-------- Task data --------
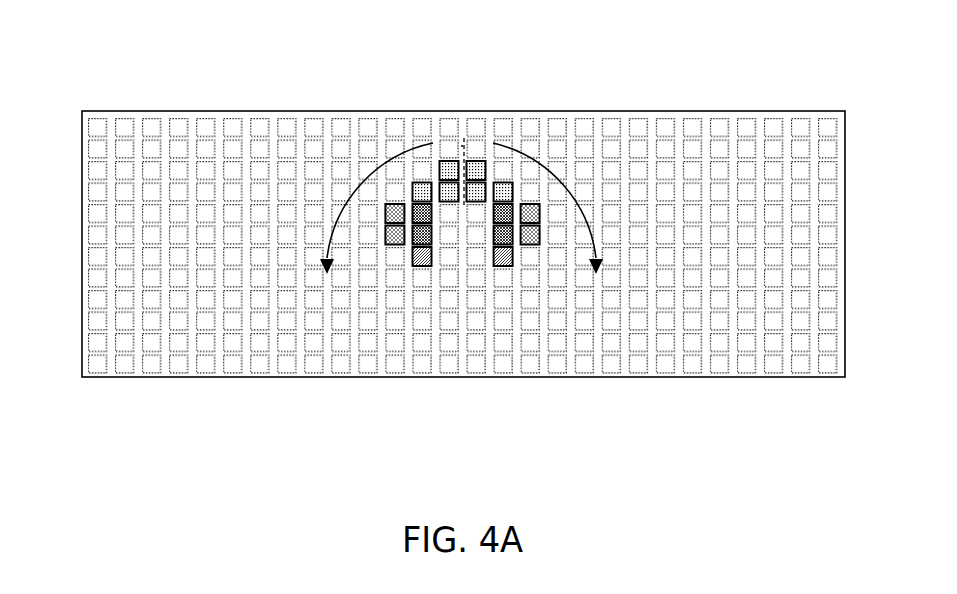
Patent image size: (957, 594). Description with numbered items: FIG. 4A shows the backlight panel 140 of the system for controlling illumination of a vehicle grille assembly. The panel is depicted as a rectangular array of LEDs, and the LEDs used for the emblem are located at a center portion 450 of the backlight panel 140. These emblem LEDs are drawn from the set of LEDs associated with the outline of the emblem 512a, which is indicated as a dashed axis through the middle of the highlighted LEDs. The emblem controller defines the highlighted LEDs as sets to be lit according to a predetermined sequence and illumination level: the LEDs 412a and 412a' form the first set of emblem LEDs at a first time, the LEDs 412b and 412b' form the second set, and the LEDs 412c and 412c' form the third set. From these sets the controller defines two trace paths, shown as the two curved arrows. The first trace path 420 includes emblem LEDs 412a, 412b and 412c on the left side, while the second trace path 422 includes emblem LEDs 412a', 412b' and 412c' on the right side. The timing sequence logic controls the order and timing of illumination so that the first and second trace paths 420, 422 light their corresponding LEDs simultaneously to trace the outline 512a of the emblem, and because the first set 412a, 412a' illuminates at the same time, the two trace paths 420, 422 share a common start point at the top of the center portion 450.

The backlight panel 140 is at (139, 51).
The first trace path 420 is at (370, 221).
The second trace path 422 is at (555, 221).
The center portion 450 is at (461, 128).
The outline of the emblem 512a is at (464, 138).
The emblem LED of the first set 412a is at (404, 137).
The emblem LED of the first set 412a' is at (524, 137).
The emblem LED of the second set 412b is at (336, 318).
The emblem LED of the second set 412b' is at (590, 318).
The emblem LED of the third set 412c is at (393, 319).
The emblem LED of the third set 412c' is at (536, 319).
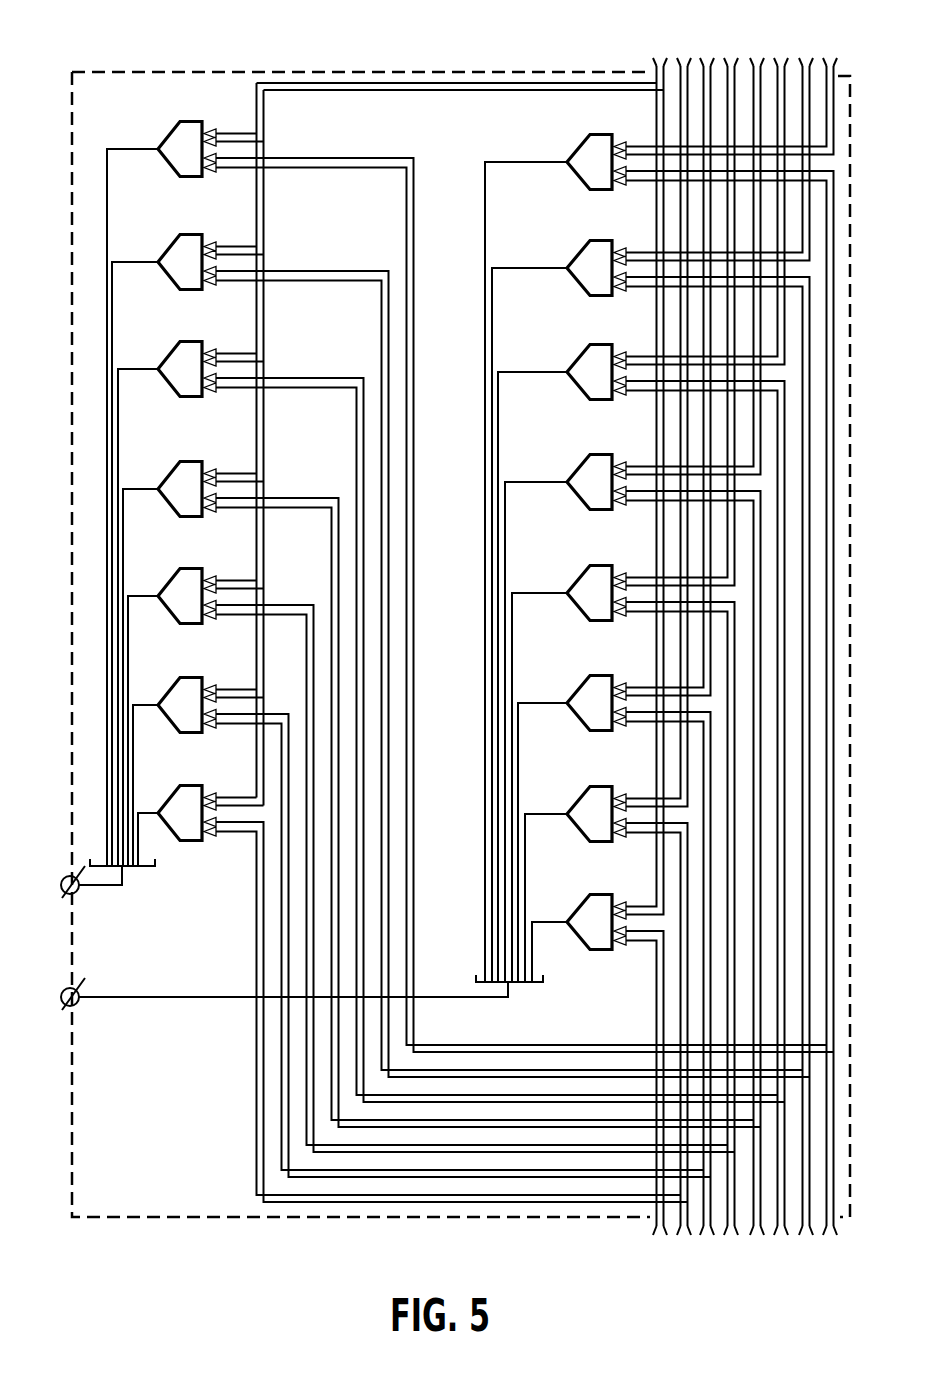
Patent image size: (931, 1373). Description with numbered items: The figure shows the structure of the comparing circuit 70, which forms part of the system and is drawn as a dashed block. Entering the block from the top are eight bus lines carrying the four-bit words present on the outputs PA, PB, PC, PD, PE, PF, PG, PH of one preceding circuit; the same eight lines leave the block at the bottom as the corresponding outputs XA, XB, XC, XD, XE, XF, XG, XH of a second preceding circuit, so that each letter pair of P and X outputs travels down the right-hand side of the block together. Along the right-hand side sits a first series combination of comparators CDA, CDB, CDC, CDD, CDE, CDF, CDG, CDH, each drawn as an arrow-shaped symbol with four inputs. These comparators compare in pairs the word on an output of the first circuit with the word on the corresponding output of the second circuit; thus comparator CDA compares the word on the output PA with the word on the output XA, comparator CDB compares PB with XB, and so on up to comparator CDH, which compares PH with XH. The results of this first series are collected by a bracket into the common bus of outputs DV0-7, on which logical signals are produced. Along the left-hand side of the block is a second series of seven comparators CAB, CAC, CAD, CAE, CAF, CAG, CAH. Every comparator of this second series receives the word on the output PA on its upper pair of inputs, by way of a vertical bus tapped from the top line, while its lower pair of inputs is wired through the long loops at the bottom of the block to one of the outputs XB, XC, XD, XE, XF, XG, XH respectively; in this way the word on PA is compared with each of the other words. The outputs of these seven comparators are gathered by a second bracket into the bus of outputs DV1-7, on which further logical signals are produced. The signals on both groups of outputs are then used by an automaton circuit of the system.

The comparing circuit 70 is at (134, 1217).
The comparator CAH is at (168, 169).
The comparator CAG is at (168, 279).
The comparator CAF is at (168, 384).
The comparator CAE is at (168, 504).
The comparator CAD is at (174, 617).
The comparator CAC is at (174, 727).
The comparator CAB is at (184, 843).
The comparator CDH is at (582, 186).
The comparator CDG is at (582, 296).
The comparator CDF is at (588, 401).
The comparator CDE is at (590, 506).
The comparator CDD is at (592, 616).
The comparator CDC is at (596, 724).
The comparator CDB is at (600, 836).
The comparator CDA is at (596, 952).
The outputs DV1-7 is at (80, 896).
The outputs DV0-7 is at (74, 1006).
The output PA is at (654, 58).
The output PB is at (681, 58).
The output PC is at (700, 60).
The output PD is at (724, 58).
The output PE is at (753, 60).
The output PF is at (776, 58).
The output PG is at (803, 60).
The output PH is at (828, 58).
The output XA is at (656, 1236).
The output XB is at (681, 1236).
The output XC is at (703, 1236).
The output XD is at (728, 1236).
The output XE is at (753, 1236).
The output XF is at (778, 1236).
The output XG is at (803, 1236).
The output XH is at (827, 1236).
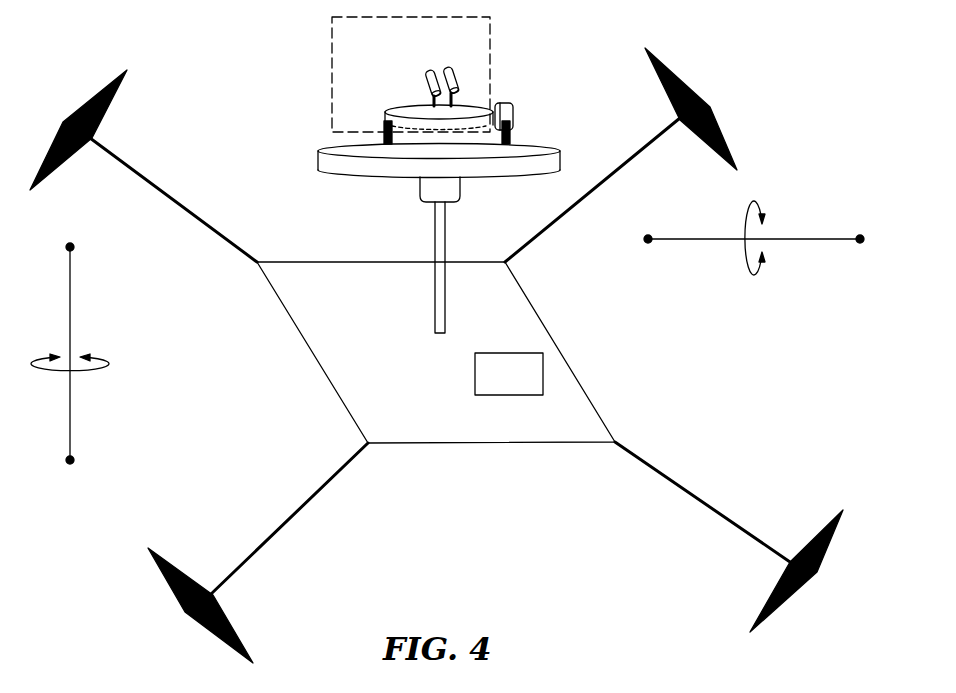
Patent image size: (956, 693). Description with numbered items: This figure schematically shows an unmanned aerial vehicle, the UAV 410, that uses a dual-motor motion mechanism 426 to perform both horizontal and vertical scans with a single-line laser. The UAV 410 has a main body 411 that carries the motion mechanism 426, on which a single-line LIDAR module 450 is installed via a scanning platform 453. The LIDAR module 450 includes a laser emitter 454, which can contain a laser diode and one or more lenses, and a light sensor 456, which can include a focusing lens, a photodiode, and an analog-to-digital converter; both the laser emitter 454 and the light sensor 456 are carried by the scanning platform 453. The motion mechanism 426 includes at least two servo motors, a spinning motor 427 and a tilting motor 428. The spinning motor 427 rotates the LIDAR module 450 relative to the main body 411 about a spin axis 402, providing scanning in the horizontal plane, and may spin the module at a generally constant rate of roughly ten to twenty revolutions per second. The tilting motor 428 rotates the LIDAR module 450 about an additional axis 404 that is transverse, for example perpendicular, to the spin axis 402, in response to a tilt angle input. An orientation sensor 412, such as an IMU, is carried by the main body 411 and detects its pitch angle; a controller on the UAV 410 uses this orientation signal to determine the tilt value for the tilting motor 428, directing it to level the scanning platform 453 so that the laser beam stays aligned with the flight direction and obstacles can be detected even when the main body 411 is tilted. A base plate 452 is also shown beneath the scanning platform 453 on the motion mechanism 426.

The spin axis 402 is at (72, 297).
The additional axis 404 is at (838, 240).
The UAV 410 is at (436, 355).
The main body 411 is at (242, 406).
The orientation sensor 412 is at (509, 374).
The motion mechanism 426 is at (423, 175).
The spinning motor 427 is at (447, 186).
The tilting motor 428 is at (513, 112).
The LIDAR module 450 is at (405, 80).
The base plate 452 is at (344, 170).
The scanning platform 453 is at (385, 122).
The laser emitter 454 is at (446, 66).
The light sensor 456 is at (428, 85).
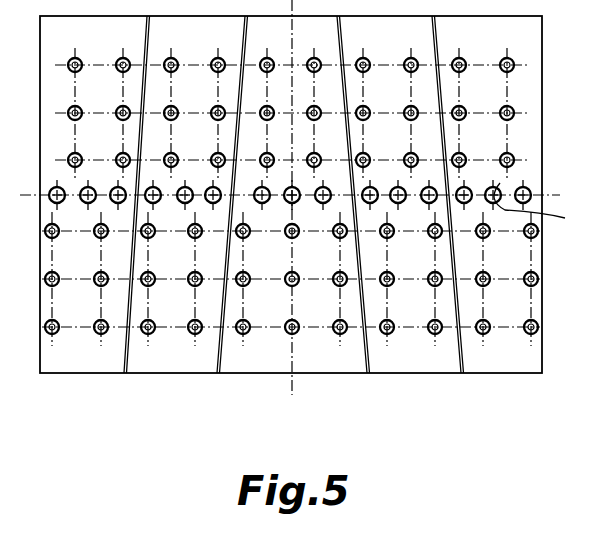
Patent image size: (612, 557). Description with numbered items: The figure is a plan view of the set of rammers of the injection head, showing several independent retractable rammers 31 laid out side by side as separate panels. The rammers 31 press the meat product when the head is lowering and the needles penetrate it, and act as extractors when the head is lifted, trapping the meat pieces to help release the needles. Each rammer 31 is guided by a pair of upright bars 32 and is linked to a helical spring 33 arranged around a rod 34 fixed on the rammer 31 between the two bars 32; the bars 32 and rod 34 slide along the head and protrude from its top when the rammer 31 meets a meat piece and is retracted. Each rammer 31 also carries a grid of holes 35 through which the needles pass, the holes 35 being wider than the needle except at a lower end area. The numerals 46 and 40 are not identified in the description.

The retractable rammer 31 is at (178, 363).
The upright guiding bar 32 is at (530, 192).
The helical spring 33 is at (495, 189).
The rod 34 is at (549, 211).
The hole 35 is at (385, 335).
The bolt head 46 is at (394, 335).
The plate segment 40 is at (368, 194).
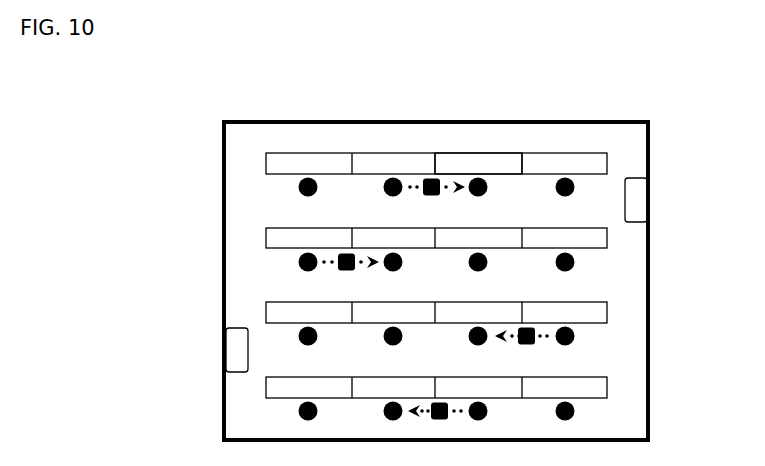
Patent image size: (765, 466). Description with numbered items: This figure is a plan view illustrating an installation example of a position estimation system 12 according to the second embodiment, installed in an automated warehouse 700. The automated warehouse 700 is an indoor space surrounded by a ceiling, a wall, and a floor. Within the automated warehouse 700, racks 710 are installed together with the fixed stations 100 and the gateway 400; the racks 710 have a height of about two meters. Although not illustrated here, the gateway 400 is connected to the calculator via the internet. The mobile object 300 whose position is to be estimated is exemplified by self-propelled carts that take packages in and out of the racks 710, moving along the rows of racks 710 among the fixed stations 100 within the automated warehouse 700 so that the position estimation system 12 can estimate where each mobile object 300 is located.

The position estimation system 12 is at (563, 88).
The fixed station 100 is at (428, 178).
The mobile object 300 is at (387, 178).
The gateway 400 is at (644, 177).
The automated warehouse 700 is at (308, 137).
The rack 710 is at (492, 153).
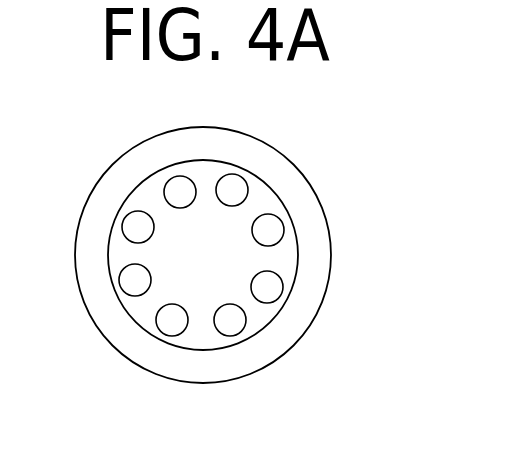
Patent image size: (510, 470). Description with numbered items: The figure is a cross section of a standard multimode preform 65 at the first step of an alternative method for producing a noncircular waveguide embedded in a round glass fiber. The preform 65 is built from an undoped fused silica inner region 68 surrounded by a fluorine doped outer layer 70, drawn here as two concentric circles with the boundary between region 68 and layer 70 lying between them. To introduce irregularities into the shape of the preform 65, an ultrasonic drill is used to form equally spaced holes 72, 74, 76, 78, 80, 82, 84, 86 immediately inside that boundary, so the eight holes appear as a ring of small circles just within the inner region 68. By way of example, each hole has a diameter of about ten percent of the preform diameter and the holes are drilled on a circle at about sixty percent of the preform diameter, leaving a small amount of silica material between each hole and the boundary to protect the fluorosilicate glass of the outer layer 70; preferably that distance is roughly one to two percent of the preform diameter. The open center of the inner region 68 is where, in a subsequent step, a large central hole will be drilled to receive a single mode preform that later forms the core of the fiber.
--------
# What to work on
Copy the lines of the records starting at the line containing "Patent image size: (612, 557)." and ending at the line containing "The bolt head 46 is at (394, 335).", including both, with no changes.

# Completed task
Patent image size: (612, 557). Description with numbered items: The figure is a plan view of the set of rammers of the injection head, showing several independent retractable rammers 31 laid out side by side as separate panels. The rammers 31 press the meat product when the head is lowering and the needles penetrate it, and act as extractors when the head is lifted, trapping the meat pieces to help release the needles. Each rammer 31 is guided by a pair of upright bars 32 and is linked to a helical spring 33 arranged around a rod 34 fixed on the rammer 31 between the two bars 32; the bars 32 and rod 34 slide along the head and protrude from its top when the rammer 31 meets a meat piece and is retracted. Each rammer 31 also carries a grid of holes 35 through which the needles pass, the holes 35 being wider than the needle except at a lower end area. The numerals 46 and 40 are not identified in the description.

The retractable rammer 31 is at (178, 363).
The upright guiding bar 32 is at (530, 192).
The helical spring 33 is at (495, 189).
The rod 34 is at (549, 211).
The hole 35 is at (385, 335).
The bolt head 46 is at (394, 335).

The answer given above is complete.